— GIVEN DATA —
——————

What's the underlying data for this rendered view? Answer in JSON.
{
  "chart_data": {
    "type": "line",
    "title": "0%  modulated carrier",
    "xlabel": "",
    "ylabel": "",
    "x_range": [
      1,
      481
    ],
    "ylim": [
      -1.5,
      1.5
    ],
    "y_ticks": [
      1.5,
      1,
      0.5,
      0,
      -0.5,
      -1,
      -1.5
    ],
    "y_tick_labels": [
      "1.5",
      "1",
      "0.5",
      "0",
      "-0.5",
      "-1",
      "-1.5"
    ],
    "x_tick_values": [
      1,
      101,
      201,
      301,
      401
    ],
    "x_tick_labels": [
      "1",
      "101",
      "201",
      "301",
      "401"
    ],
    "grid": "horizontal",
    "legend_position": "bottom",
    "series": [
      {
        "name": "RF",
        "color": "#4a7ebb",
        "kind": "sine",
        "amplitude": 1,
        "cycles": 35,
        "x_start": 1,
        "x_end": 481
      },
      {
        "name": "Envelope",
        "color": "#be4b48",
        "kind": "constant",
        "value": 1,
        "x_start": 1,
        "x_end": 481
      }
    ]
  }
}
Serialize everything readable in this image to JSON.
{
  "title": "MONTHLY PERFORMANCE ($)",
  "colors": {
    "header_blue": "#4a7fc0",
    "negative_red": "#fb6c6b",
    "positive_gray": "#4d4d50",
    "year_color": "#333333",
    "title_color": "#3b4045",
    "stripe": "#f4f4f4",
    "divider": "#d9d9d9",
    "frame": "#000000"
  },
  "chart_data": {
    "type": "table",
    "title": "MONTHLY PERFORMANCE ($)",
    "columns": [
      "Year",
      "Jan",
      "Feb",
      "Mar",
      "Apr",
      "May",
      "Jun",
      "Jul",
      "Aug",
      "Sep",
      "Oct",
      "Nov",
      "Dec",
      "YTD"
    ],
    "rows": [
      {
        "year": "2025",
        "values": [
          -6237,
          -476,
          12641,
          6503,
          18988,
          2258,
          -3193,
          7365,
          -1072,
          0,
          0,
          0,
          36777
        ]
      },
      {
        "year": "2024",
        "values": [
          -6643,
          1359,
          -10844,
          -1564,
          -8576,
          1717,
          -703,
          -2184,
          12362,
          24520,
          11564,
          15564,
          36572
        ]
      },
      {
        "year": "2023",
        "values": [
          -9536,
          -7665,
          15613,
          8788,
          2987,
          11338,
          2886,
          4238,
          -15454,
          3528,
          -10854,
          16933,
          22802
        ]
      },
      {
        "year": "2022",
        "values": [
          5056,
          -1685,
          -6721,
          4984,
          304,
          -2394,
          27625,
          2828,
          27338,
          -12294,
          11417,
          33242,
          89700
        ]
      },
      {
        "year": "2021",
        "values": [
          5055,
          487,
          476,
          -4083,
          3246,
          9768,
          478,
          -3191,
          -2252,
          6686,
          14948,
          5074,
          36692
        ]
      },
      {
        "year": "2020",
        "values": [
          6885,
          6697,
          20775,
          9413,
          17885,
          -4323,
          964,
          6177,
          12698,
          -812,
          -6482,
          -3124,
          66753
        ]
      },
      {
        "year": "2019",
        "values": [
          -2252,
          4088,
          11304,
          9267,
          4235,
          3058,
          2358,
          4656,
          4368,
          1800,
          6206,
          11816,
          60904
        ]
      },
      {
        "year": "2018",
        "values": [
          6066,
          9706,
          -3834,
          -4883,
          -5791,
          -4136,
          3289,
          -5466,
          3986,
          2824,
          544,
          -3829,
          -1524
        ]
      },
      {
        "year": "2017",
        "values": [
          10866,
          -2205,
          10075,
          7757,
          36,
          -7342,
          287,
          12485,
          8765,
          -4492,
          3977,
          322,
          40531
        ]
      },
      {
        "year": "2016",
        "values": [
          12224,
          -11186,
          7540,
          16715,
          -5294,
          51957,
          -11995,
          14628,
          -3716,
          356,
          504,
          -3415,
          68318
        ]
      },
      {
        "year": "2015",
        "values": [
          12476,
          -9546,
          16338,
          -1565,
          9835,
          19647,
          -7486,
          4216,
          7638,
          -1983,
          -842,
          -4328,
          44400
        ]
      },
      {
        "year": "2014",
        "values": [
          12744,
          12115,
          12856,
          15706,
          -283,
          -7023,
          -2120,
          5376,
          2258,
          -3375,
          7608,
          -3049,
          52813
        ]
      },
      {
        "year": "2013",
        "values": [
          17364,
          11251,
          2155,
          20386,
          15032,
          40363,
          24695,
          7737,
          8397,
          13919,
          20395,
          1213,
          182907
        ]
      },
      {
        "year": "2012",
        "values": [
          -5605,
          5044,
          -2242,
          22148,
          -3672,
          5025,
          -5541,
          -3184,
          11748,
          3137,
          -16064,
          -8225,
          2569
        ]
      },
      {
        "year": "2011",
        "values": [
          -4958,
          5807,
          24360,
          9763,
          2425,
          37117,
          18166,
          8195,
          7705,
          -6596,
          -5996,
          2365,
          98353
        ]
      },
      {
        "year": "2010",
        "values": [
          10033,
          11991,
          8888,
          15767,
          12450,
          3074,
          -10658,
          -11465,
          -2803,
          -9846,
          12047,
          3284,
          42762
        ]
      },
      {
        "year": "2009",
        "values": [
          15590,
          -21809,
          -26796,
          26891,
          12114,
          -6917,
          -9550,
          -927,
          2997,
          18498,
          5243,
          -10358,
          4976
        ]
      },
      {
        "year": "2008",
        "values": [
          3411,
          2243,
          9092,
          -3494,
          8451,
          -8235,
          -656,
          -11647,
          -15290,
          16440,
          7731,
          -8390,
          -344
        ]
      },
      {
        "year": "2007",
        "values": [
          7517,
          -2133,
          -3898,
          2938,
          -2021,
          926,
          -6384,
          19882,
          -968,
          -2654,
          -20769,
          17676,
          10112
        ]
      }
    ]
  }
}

——————

— WORK REQUIRED —
Write every line of the material above again, exactly.

— ANSWER TO THE EXERCISE —
What's the underlying data for this rendered view? Answer in JSON.
{
  "chart_data": {
    "type": "line",
    "title": "0%  modulated carrier",
    "xlabel": "",
    "ylabel": "",
    "x_range": [
      1,
      481
    ],
    "ylim": [
      -1.5,
      1.5
    ],
    "y_ticks": [
      1.5,
      1,
      0.5,
      0,
      -0.5,
      -1,
      -1.5
    ],
    "y_tick_labels": [
      "1.5",
      "1",
      "0.5",
      "0",
      "-0.5",
      "-1",
      "-1.5"
    ],
    "x_tick_values": [
      1,
      101,
      201,
      301,
      401
    ],
    "x_tick_labels": [
      "1",
      "101",
      "201",
      "301",
      "401"
    ],
    "grid": "horizontal",
    "legend_position": "bottom",
    "series": [
      {
        "name": "RF",
        "color": "#4a7ebb",
        "kind": "sine",
        "amplitude": 1,
        "cycles": 35,
        "x_start": 1,
        "x_end": 481
      },
      {
        "name": "Envelope",
        "color": "#be4b48",
        "kind": "constant",
        "value": 1,
        "x_start": 1,
        "x_end": 481
      }
    ]
  }
}
Serialize everything readable in this image to JSON.
{
  "title": "MONTHLY PERFORMANCE ($)",
  "colors": {
    "header_blue": "#4a7fc0",
    "negative_red": "#fb6c6b",
    "positive_gray": "#4d4d50",
    "year_color": "#333333",
    "title_color": "#3b4045",
    "stripe": "#f4f4f4",
    "divider": "#d9d9d9",
    "frame": "#000000"
  },
  "chart_data": {
    "type": "table",
    "title": "MONTHLY PERFORMANCE ($)",
    "columns": [
      "Year",
      "Jan",
      "Feb",
      "Mar",
      "Apr",
      "May",
      "Jun",
      "Jul",
      "Aug",
      "Sep",
      "Oct",
      "Nov",
      "Dec",
      "YTD"
    ],
    "rows": [
      {
        "year": "2025",
        "values": [
          -6237,
          -476,
          12641,
          6503,
          18988,
          2258,
          -3193,
          7365,
          -1072,
          0,
          0,
          0,
          36777
        ]
      },
      {
        "year": "2024",
        "values": [
          -6643,
          1359,
          -10844,
          -1564,
          -8576,
          1717,
          -703,
          -2184,
          12362,
          24520,
          11564,
          15564,
          36572
        ]
      },
      {
        "year": "2023",
        "values": [
          -9536,
          -7665,
          15613,
          8788,
          2987,
          11338,
          2886,
          4238,
          -15454,
          3528,
          -10854,
          16933,
          22802
        ]
      },
      {
        "year": "2022",
        "values": [
          5056,
          -1685,
          -6721,
          4984,
          304,
          -2394,
          27625,
          2828,
          27338,
          -12294,
          11417,
          33242,
          89700
        ]
      },
      {
        "year": "2021",
        "values": [
          5055,
          487,
          476,
          -4083,
          3246,
          9768,
          478,
          -3191,
          -2252,
          6686,
          14948,
          5074,
          36692
        ]
      },
      {
        "year": "2020",
        "values": [
          6885,
          6697,
          20775,
          9413,
          17885,
          -4323,
          964,
          6177,
          12698,
          -812,
          -6482,
          -3124,
          66753
        ]
      },
      {
        "year": "2019",
        "values": [
          -2252,
          4088,
          11304,
          9267,
          4235,
          3058,
          2358,
          4656,
          4368,
          1800,
          6206,
          11816,
          60904
        ]
      },
      {
        "year": "2018",
        "values": [
          6066,
          9706,
          -3834,
          -4883,
          -5791,
          -4136,
          3289,
          -5466,
          3986,
          2824,
          544,
          -3829,
          -1524
        ]
      },
      {
        "year": "2017",
        "values": [
          10866,
          -2205,
          10075,
          7757,
          36,
          -7342,
          287,
          12485,
          8765,
          -4492,
          3977,
          322,
          40531
        ]
      },
      {
        "year": "2016",
        "values": [
          12224,
          -11186,
          7540,
          16715,
          -5294,
          51957,
          -11995,
          14628,
          -3716,
          356,
          504,
          -3415,
          68318
        ]
      },
      {
        "year": "2015",
        "values": [
          12476,
          -9546,
          16338,
          -1565,
          9835,
          19647,
          -7486,
          4216,
          7638,
          -1983,
          -842,
          -4328,
          44400
        ]
      },
      {
        "year": "2014",
        "values": [
          12744,
          12115,
          12856,
          15706,
          -283,
          -7023,
          -2120,
          5376,
          2258,
          -3375,
          7608,
          -3049,
          52813
        ]
      },
      {
        "year": "2013",
        "values": [
          17364,
          11251,
          2155,
          20386,
          15032,
          40363,
          24695,
          7737,
          8397,
          13919,
          20395,
          1213,
          182907
        ]
      },
      {
        "year": "2012",
        "values": [
          -5605,
          5044,
          -2242,
          22148,
          -3672,
          5025,
          -5541,
          -3184,
          11748,
          3137,
          -16064,
          -8225,
          2569
        ]
      },
      {
        "year": "2011",
        "values": [
          -4958,
          5807,
          24360,
          9763,
          2425,
          37117,
          18166,
          8195,
          7705,
          -6596,
          -5996,
          2365,
          98353
        ]
      },
      {
        "year": "2010",
        "values": [
          10033,
          11991,
          8888,
          15767,
          12450,
          3074,
          -10658,
          -11465,
          -2803,
          -9846,
          12047,
          3284,
          42762
        ]
      },
      {
        "year": "2009",
        "values": [
          15590,
          -21809,
          -26796,
          26891,
          12114,
          -6917,
          -9550,
          -927,
          2997,
          18498,
          5243,
          -10358,
          4976
        ]
      },
      {
        "year": "2008",
        "values": [
          3411,
          2243,
          9092,
          -3494,
          8451,
          -8235,
          -656,
          -11647,
          -15290,
          16440,
          7731,
          -8390,
          -344
        ]
      },
      {
        "year": "2007",
        "values": [
          7517,
          -2133,
          -3898,
          2938,
          -2021,
          926,
          -6384,
          19882,
          -968,
          -2654,
          -20769,
          17676,
          10112
        ]
      }
    ]
  }
}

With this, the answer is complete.